> **The request**
Collect each line containing "JSON".

[Data entries]
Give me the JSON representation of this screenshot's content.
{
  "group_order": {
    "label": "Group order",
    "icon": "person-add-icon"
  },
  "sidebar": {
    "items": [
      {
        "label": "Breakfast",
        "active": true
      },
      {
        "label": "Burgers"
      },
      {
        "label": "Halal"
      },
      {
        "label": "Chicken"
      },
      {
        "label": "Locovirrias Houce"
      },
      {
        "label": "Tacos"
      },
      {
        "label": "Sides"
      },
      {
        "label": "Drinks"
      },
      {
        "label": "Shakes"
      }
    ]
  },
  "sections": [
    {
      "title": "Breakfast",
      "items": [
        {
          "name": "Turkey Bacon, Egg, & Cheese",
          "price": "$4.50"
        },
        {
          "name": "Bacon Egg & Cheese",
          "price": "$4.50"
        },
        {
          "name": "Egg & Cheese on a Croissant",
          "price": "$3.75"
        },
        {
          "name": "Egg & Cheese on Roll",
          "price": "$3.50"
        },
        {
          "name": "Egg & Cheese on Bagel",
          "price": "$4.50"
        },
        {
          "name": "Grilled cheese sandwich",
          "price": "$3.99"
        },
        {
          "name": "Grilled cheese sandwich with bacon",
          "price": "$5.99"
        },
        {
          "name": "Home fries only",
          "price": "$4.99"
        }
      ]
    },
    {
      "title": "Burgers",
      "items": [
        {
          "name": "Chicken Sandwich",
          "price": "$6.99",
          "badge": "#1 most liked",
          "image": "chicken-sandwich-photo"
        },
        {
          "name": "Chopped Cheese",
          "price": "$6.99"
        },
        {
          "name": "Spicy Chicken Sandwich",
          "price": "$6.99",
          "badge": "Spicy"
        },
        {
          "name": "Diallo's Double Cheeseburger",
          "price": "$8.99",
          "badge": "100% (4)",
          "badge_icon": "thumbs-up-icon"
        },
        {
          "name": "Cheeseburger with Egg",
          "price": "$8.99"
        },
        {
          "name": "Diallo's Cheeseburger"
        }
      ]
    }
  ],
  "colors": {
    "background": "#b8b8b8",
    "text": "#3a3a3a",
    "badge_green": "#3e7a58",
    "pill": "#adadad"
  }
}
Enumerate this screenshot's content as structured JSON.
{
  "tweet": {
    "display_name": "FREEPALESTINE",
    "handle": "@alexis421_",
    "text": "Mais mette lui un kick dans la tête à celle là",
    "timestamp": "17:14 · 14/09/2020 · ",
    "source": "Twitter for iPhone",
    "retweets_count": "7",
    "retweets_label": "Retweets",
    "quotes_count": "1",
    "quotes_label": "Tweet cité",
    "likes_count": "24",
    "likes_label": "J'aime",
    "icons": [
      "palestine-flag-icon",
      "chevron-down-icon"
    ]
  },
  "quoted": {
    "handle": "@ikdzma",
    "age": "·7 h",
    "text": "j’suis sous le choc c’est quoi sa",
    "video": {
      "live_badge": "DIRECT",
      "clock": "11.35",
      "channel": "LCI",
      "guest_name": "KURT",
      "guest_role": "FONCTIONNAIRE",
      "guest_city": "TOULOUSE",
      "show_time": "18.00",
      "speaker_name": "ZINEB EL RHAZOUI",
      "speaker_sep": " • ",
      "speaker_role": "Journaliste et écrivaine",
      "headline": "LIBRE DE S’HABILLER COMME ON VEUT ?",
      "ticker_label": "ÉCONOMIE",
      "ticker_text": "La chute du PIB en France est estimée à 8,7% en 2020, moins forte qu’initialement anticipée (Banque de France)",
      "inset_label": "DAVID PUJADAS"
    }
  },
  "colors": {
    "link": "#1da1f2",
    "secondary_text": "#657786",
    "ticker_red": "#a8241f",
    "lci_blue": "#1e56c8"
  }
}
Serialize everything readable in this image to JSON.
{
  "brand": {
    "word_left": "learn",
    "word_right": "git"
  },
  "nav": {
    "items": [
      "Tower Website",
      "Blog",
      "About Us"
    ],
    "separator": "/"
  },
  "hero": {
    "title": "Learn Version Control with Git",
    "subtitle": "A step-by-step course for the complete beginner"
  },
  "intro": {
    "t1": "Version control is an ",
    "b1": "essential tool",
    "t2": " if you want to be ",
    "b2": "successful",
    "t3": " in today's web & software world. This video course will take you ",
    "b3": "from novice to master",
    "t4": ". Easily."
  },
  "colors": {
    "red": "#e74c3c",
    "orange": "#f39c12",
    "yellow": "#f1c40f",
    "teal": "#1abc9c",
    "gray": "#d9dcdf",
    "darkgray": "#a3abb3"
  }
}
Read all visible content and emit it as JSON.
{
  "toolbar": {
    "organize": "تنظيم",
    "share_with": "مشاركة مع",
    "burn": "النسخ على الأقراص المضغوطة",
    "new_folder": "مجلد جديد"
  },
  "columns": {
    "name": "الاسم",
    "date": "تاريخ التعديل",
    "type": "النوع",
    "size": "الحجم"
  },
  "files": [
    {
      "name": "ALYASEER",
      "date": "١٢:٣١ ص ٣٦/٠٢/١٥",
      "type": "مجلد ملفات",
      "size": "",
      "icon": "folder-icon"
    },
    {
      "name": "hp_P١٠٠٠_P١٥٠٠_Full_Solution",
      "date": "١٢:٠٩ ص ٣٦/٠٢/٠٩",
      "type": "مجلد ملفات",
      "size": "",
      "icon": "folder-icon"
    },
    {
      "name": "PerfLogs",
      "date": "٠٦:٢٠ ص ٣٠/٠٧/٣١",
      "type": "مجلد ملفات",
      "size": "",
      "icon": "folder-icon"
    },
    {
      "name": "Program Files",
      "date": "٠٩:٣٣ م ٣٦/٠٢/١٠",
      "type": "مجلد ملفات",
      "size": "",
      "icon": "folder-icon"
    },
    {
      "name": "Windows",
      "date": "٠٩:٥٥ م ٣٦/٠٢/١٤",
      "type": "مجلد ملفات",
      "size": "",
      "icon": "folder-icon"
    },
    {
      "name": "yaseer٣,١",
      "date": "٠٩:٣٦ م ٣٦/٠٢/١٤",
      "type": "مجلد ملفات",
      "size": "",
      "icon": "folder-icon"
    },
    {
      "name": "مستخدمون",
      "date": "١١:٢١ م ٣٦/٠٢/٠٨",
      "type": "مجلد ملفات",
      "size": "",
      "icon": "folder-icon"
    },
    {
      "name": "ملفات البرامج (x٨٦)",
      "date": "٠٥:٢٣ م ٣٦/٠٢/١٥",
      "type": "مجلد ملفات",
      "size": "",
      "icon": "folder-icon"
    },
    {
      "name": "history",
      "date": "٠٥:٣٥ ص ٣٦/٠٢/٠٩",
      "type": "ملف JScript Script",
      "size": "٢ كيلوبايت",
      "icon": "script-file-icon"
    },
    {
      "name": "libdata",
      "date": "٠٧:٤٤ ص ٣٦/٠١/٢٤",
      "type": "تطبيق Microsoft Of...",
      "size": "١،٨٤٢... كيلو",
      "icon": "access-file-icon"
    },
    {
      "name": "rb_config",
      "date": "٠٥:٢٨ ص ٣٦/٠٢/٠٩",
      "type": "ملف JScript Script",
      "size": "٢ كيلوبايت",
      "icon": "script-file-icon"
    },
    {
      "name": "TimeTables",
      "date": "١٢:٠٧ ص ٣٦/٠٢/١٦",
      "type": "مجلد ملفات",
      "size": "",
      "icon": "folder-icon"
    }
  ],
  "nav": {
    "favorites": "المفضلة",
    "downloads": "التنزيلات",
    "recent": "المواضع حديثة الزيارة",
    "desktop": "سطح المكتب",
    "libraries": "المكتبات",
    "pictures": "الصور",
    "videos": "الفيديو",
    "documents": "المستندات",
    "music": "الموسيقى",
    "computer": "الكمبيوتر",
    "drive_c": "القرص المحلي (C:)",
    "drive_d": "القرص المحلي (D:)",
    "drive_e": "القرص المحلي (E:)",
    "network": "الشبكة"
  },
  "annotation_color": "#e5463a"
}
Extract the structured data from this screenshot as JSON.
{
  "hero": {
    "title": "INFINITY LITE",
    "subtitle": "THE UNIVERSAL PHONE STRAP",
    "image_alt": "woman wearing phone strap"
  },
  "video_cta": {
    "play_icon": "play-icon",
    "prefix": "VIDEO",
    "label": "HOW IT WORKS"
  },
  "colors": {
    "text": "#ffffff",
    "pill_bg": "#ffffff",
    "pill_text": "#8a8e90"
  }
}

> **Answer to the task**
Give me the JSON representation of this screenshot's content.
Enumerate this screenshot's content as structured JSON.
Serialize everything readable in this image to JSON.
Read all visible content and emit it as JSON.
Extract the structured data from this screenshot as JSON.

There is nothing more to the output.